* BEGIN *
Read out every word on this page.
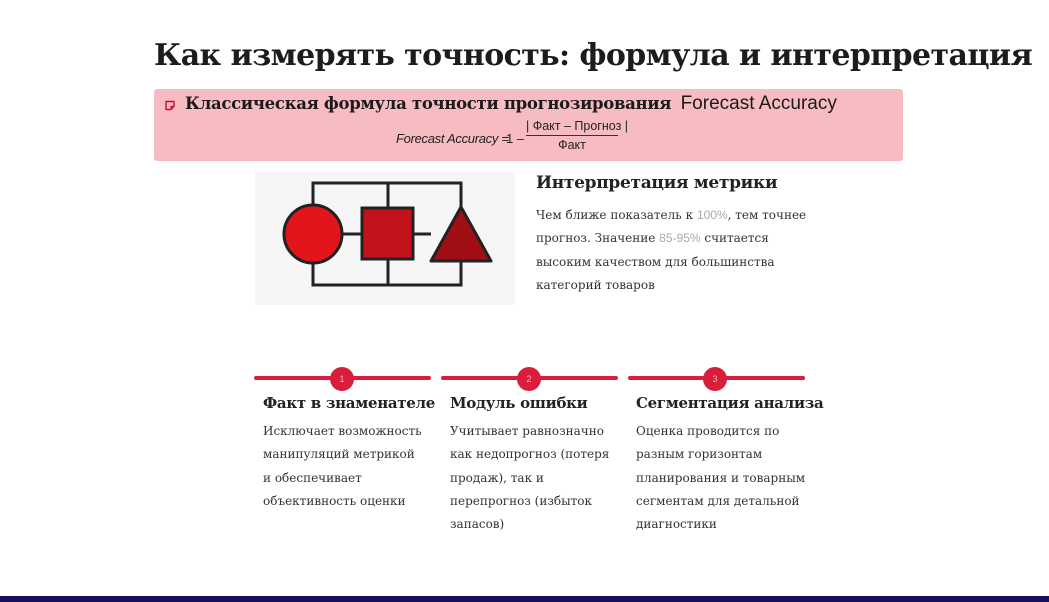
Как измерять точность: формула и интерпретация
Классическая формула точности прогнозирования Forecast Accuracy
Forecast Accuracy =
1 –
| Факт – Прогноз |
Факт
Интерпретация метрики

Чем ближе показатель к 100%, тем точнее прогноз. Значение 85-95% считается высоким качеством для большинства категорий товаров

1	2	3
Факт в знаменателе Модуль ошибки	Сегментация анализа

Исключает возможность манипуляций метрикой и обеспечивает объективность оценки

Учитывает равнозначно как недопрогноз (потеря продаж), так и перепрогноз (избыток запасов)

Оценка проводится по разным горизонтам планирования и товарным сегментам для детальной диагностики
* END *
* BEGIN *
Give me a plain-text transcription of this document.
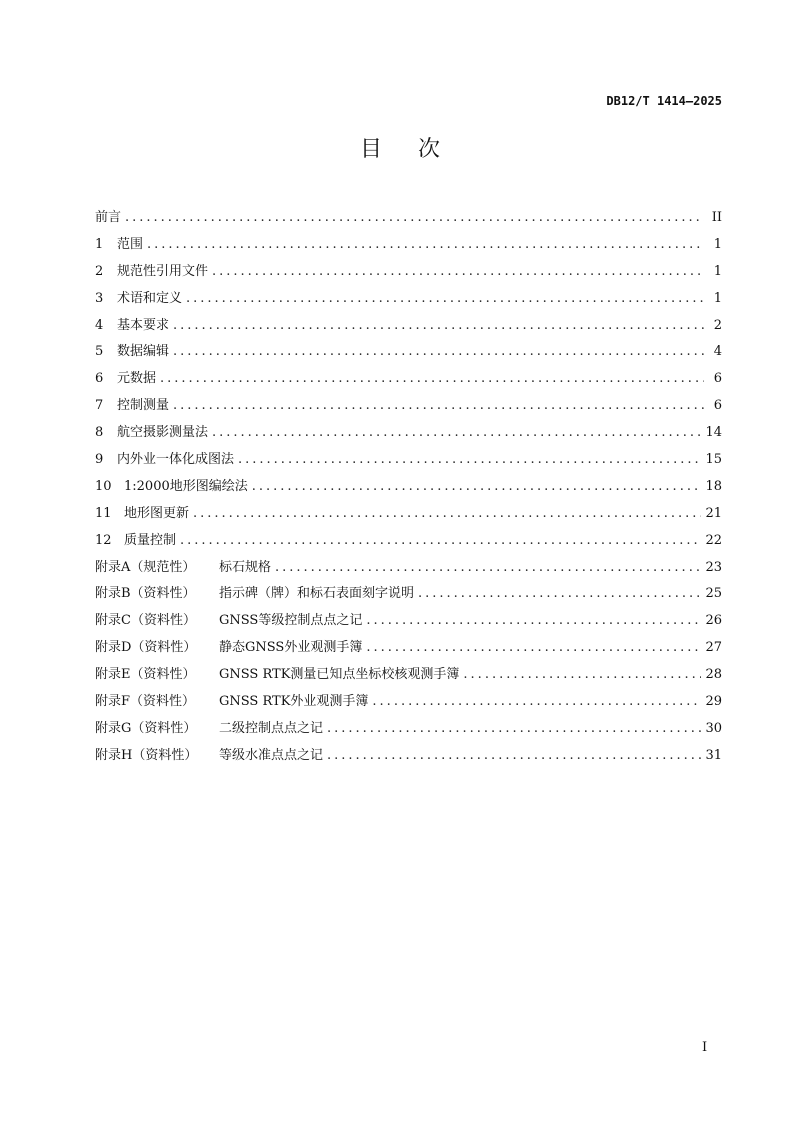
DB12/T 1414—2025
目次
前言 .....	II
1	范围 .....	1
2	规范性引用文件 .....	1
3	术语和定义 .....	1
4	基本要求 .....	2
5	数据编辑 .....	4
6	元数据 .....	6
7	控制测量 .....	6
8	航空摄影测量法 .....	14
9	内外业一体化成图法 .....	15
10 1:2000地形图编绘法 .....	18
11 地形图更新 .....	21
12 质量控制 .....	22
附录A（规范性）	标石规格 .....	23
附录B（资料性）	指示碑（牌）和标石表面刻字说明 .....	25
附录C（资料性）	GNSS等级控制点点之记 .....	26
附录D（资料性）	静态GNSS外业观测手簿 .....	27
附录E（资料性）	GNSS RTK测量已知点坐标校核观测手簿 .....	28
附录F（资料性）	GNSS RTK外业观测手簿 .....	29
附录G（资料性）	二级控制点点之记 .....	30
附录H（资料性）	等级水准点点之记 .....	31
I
* END *
PROBLEM DESCRIPTION:
Report how many lines of the listing above include the word "Forecast". Say nothing but the number.

EXPECTED ANSWER:
2